Dataset entries
※ ※ ※
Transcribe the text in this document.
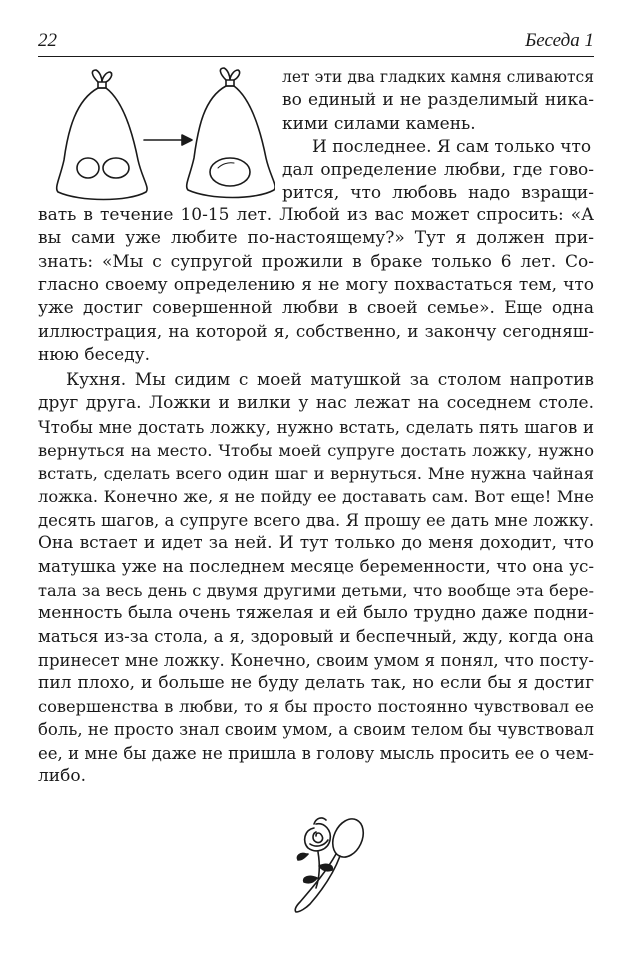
22	Беседа 1
лет эти два гладких камня сливаются
во единый и не разделимый ника-
кими силами камень.
И последнее. Я сам только что
дал определение любви, где гово-
рится, что любовь надо взращи-
вать в течение 10-15 лет. Любой из вас может спросить: «А
вы сами уже любите по-настоящему?» Тут я должен при-
знать: «Мы с супругой прожили в браке только 6 лет. Со-
гласно своему определению я не могу похвастаться тем, что
уже достиг совершенной любви в своей семье». Еще одна
иллюстрация, на которой я, собственно, и закончу сегодняш-
нюю беседу.
Кухня. Мы сидим с моей матушкой за столом напротив
друг друга. Ложки и вилки у нас лежат на соседнем столе.
Чтобы мне достать ложку, нужно встать, сделать пять шагов и
вернуться на место. Чтобы моей супруге достать ложку, нужно
встать, сделать всего один шаг и вернуться. Мне нужна чайная
ложка. Конечно же, я не пойду ее доставать сам. Вот еще! Мне
десять шагов, а супруге всего два. Я прошу ее дать мне ложку.
Она встает и идет за ней. И тут только до меня доходит, что
матушка уже на последнем месяце беременности, что она ус-
тала за весь день с двумя другими детьми, что вообще эта бере-
менность была очень тяжелая и ей было трудно даже подни-
маться из-за стола, а я, здоровый и беспечный, жду, когда она
принесет мне ложку. Конечно, своим умом я понял, что посту-
пил плохо, и больше не буду делать так, но если бы я достиг
совершенства в любви, то я бы просто постоянно чувствовал ее
боль, не просто знал своим умом, а своим телом бы чувствовал
ее, и мне бы даже не пришла в голову мысль просить ее о чем-
либо.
※ ※ ※
• _Your goal_: Each entry above is to be written out again unchanged, apart from the pictures, which are left out.

• _Task result_:
Transcribe the text in this document.
22	Беседа 1
лет эти два гладких камня сливаются
во единый и не разделимый ника-
кими силами камень.
И последнее. Я сам только что
дал определение любви, где гово-
рится, что любовь надо взращи-
вать в течение 10-15 лет. Любой из вас может спросить: «А
вы сами уже любите по-настоящему?» Тут я должен при-
знать: «Мы с супругой прожили в браке только 6 лет. Со-
гласно своему определению я не могу похвастаться тем, что
уже достиг совершенной любви в своей семье». Еще одна
иллюстрация, на которой я, собственно, и закончу сегодняш-
нюю беседу.
Кухня. Мы сидим с моей матушкой за столом напротив
друг друга. Ложки и вилки у нас лежат на соседнем столе.
Чтобы мне достать ложку, нужно встать, сделать пять шагов и
вернуться на место. Чтобы моей супруге достать ложку, нужно
встать, сделать всего один шаг и вернуться. Мне нужна чайная
ложка. Конечно же, я не пойду ее доставать сам. Вот еще! Мне
десять шагов, а супруге всего два. Я прошу ее дать мне ложку.
Она встает и идет за ней. И тут только до меня доходит, что
матушка уже на последнем месяце беременности, что она ус-
тала за весь день с двумя другими детьми, что вообще эта бере-
менность была очень тяжелая и ей было трудно даже подни-
маться из-за стола, а я, здоровый и беспечный, жду, когда она
принесет мне ложку. Конечно, своим умом я понял, что посту-
пил плохо, и больше не буду делать так, но если бы я достиг
совершенства в любви, то я бы просто постоянно чувствовал ее
боль, не просто знал своим умом, а своим телом бы чувствовал
ее, и мне бы даже не пришла в голову мысль просить ее о чем-
либо.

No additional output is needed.